## Texte présenté
--*--

TUNISIE
20/06/2019 12h:54 CET

Amendement de la loi électorale: "Il n’appartient pas à la France de se prononcer sur ce vote souverain" affirme le Quai d'Orsay

Le ministère français des Affaires étrangères a indiqué renouveler "sa confiance dans le peuple et les institutions tunisiennes"

CLEMENS BILAN via Getty Images

Le Quai d’Orsay a refusé, mercredi, de s’exprimer sur l’amendement de la loi électorale par l’Assemblée tunisienne des représentants du peuple, adoptée mardi.

Lors d’un point de presse, le ministère français des Affaires étrangères a répondu à une question interrogeant sur “le bon sens” d’une telle réforme avec “le risque de mise à l’écart de candidatures” potentielles aux prochaines élections.

En réponse le Quai d’Orsay affirme qu’ “il n’appartient pas à la France de se prononcer sur ce vote souverain” rappelant que la “France réitère son soutien à la Tunisie, pays ami et partenaire privilégié. Elle renouvelle sa confiance dans le peuple et les institutions tunisiennes et salue la vitalité démocratique tunisienne dont les élections générales de l’automne constitueront un temps fort”.

--*--

## Données fournies

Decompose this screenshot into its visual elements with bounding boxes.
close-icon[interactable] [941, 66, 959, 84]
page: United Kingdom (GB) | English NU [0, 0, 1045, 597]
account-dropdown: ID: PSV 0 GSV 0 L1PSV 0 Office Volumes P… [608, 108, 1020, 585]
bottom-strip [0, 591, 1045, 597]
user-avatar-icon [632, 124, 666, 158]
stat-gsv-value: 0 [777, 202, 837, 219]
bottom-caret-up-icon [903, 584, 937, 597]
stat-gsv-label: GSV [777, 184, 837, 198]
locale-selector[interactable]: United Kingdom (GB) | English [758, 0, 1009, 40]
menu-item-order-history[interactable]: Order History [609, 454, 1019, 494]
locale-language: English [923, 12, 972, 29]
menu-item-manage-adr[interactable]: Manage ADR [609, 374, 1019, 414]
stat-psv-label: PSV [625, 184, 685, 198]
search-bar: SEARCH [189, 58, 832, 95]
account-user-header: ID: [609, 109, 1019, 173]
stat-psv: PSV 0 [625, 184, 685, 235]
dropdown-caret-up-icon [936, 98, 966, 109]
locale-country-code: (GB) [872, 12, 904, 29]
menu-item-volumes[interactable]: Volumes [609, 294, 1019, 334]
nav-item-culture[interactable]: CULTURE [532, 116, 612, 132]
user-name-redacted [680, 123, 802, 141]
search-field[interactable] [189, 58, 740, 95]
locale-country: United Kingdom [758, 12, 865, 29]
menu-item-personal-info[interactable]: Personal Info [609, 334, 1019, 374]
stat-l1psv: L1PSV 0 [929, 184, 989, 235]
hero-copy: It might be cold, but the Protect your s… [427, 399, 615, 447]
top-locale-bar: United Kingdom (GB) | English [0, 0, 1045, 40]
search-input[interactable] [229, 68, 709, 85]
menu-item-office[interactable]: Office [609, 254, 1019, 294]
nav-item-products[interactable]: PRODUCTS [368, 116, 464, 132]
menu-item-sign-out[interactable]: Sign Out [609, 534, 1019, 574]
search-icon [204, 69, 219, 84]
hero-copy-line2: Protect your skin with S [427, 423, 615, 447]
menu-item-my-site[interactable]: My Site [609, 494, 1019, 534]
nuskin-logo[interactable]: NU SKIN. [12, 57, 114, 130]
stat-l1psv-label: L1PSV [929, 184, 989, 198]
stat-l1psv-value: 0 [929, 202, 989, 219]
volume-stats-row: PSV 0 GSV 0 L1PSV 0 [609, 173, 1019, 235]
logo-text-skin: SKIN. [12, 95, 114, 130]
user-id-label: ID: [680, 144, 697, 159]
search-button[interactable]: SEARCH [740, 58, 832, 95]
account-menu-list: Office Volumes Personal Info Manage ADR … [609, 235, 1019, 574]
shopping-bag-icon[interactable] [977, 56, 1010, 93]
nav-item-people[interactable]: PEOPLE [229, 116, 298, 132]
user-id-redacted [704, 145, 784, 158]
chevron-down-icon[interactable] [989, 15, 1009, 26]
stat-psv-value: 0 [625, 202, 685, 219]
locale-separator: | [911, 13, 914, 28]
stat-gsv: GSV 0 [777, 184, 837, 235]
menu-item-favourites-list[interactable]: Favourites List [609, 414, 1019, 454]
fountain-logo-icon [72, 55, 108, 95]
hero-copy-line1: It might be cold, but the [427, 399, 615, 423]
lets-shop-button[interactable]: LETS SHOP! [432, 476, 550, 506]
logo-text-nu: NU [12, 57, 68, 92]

--*--

## Consignes
1 – Recopiez le passage de l'article sur l'amendement de la loi électorale tunisienne qui commence à "CLEMENS BILAN via" et se termine à "peuple, adoptée mardi.".
2 – Écrivez la suite de l'article sur la réaction du Quai d'Orsay à l'amendement de la loi électorale tunisienne, à partir de sa dernière phrase.

## Réponses
1 –
CLEMENS BILAN via Getty Images

Le Quai d’Orsay a refusé, mercredi, de s’exprimer sur l’amendement de la loi électorale par l’Assemblée tunisienne des représentants du peuple, adoptée mardi.

2 –
Le ministère français des Affaires étrangères a également indiqué que “la France participera à la mission d’observation électorale de l’Union européenne et entend continuer à apporter tout son soutien à la Tunisie, dans le respect de son indépendance et de ses institutions”.

Mardi, l’Assemblée des représentants du peuple a adopté plusieurs amendements à la loi électorale. Parmi les principaux points adoptés figurent la baisse du seuil électoral de 5 à 3%, la suppression de l’exclusion des ex-RCD de la direction des bureaux de vote, le refus des candidatures et annulation des résultats des candidats ou des listes ayant exercé une activité interdite aux partis politiques durant l’année précédant le scrutin ainsi que l’exclusion de tout candidat ayant un discours en contradiction avec les règles de la démocratie et les principes de la constitution.

Certains de ces amendements excluraient de facto certains candidats de la course électorale, ce qui a provoqué une vive polémique en Tunisie.

Plusieurs députés à l’instar d’Ons Hattab ou de Zouheir Maghzaoui ont annoncé leur intention de faire un recours contre ce projet de loi devant l’l’Instance Provisoire de Contrôle de Constitutionnalité des Projets de Lois.